INFORMATION PROVIDED

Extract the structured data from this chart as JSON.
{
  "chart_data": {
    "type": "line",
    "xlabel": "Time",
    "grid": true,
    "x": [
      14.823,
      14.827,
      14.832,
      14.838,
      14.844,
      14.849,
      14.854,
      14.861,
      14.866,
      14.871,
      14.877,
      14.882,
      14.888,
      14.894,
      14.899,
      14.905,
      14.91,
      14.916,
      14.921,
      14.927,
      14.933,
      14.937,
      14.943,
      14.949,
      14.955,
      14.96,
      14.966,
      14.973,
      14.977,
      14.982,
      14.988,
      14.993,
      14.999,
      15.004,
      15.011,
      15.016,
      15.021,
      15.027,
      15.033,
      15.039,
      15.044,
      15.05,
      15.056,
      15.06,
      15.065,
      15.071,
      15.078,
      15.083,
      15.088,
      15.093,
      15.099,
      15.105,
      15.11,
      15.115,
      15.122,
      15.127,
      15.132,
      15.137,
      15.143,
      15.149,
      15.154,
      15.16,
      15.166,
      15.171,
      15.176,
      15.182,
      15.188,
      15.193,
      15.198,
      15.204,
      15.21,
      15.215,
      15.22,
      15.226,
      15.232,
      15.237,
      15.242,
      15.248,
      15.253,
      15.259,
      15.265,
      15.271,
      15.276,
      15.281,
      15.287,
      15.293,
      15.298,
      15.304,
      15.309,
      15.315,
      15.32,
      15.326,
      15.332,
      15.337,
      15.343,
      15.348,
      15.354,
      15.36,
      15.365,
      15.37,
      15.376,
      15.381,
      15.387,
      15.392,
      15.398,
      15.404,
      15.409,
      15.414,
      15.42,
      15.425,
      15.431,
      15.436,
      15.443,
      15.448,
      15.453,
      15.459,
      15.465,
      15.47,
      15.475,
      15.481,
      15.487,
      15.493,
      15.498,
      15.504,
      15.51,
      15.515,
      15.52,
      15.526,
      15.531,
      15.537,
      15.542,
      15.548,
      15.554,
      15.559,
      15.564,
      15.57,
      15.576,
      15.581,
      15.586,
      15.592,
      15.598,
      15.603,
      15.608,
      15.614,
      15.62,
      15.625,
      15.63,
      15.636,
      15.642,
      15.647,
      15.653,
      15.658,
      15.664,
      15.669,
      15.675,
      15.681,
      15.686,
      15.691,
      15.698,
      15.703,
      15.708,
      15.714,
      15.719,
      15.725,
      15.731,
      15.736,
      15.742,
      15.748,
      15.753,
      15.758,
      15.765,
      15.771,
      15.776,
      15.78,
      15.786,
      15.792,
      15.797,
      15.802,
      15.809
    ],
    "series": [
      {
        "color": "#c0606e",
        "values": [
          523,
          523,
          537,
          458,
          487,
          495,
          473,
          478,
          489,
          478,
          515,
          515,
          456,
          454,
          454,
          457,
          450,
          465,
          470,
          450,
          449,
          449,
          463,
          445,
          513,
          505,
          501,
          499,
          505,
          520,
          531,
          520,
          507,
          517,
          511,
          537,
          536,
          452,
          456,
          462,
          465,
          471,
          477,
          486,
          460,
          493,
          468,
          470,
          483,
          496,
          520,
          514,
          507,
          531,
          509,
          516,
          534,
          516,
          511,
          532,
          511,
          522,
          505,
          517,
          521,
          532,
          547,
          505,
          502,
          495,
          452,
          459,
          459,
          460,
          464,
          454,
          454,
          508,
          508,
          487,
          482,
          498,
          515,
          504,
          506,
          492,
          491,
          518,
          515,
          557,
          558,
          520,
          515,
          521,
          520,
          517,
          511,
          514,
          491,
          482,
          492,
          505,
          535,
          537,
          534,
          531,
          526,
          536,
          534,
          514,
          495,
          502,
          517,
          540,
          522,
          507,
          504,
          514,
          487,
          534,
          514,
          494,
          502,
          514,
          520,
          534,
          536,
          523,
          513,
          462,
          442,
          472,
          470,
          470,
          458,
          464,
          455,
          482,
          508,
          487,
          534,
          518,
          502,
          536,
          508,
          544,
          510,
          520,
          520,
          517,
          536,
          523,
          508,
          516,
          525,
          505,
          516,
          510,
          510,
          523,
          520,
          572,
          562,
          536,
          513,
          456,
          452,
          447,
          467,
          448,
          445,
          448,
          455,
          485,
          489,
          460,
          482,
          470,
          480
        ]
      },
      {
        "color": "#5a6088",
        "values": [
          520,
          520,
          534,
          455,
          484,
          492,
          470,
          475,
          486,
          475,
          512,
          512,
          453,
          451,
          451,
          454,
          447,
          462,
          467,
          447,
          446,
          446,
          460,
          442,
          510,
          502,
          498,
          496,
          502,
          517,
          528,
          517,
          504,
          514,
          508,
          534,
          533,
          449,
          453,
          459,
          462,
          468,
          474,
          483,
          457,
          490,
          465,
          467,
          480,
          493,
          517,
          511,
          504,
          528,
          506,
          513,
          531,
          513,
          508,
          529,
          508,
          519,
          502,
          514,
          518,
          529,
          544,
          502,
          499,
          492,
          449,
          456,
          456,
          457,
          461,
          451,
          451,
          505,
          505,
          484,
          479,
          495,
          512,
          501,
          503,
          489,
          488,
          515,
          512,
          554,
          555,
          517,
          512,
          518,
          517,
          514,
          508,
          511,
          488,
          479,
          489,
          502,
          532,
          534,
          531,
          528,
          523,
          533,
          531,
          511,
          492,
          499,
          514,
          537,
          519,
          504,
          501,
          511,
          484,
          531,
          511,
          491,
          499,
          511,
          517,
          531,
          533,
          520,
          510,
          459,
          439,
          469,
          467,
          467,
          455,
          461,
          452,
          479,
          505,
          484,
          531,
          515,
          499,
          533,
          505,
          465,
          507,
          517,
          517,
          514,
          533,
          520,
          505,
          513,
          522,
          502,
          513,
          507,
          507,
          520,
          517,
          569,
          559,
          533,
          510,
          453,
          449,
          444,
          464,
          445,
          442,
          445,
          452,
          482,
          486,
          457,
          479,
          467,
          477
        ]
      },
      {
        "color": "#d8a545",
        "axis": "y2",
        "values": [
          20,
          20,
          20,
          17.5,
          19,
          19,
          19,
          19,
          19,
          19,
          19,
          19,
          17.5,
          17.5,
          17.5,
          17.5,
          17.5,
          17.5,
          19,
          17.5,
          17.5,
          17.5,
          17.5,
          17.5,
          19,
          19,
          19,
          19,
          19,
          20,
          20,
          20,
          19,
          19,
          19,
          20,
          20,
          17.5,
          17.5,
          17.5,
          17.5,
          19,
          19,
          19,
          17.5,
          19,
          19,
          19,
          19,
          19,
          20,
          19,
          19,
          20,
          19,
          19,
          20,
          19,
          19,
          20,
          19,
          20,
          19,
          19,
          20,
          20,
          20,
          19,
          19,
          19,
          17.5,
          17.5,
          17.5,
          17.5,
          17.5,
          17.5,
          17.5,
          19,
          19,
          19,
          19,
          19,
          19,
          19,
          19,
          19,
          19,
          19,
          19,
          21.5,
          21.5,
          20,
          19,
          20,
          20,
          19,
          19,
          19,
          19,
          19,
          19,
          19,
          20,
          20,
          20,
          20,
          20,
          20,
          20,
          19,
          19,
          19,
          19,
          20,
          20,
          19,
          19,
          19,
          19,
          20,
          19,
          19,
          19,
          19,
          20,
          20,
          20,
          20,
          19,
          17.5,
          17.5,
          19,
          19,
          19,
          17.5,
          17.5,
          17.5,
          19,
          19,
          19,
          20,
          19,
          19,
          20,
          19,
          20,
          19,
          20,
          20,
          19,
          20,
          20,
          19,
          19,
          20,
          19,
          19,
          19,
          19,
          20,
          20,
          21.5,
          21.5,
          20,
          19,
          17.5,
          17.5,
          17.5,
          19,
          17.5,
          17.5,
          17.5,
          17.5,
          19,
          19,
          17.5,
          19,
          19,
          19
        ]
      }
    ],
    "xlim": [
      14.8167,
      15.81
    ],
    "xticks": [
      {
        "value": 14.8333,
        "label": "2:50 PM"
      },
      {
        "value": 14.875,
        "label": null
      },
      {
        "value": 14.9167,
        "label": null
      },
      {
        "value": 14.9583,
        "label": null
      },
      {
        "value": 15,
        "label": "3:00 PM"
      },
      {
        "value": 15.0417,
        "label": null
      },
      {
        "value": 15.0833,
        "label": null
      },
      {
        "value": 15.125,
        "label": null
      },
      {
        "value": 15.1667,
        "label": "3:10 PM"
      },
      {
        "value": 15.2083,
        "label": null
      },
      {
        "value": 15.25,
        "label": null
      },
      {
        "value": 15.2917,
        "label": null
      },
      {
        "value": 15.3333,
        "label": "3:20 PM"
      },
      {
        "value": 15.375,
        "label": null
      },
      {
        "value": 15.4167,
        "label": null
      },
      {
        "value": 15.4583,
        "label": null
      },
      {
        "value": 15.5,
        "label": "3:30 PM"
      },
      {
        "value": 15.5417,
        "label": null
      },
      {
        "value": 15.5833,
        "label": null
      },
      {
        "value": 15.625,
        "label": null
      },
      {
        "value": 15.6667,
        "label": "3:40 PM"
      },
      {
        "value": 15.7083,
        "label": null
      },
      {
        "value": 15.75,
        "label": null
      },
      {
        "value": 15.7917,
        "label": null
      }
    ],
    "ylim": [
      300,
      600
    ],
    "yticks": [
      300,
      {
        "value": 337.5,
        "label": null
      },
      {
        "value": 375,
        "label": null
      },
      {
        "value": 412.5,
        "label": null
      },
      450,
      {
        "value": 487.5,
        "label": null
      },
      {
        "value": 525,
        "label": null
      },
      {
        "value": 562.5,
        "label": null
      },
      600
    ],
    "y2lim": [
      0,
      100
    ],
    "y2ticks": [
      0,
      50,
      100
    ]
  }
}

WHAT IS REQUIRED
Track down every line of the material containing the string "color", and copy it.

TASK OUTPUT
        "color": "#c0606e",
        "color": "#5a6088",
        "color": "#d8a545",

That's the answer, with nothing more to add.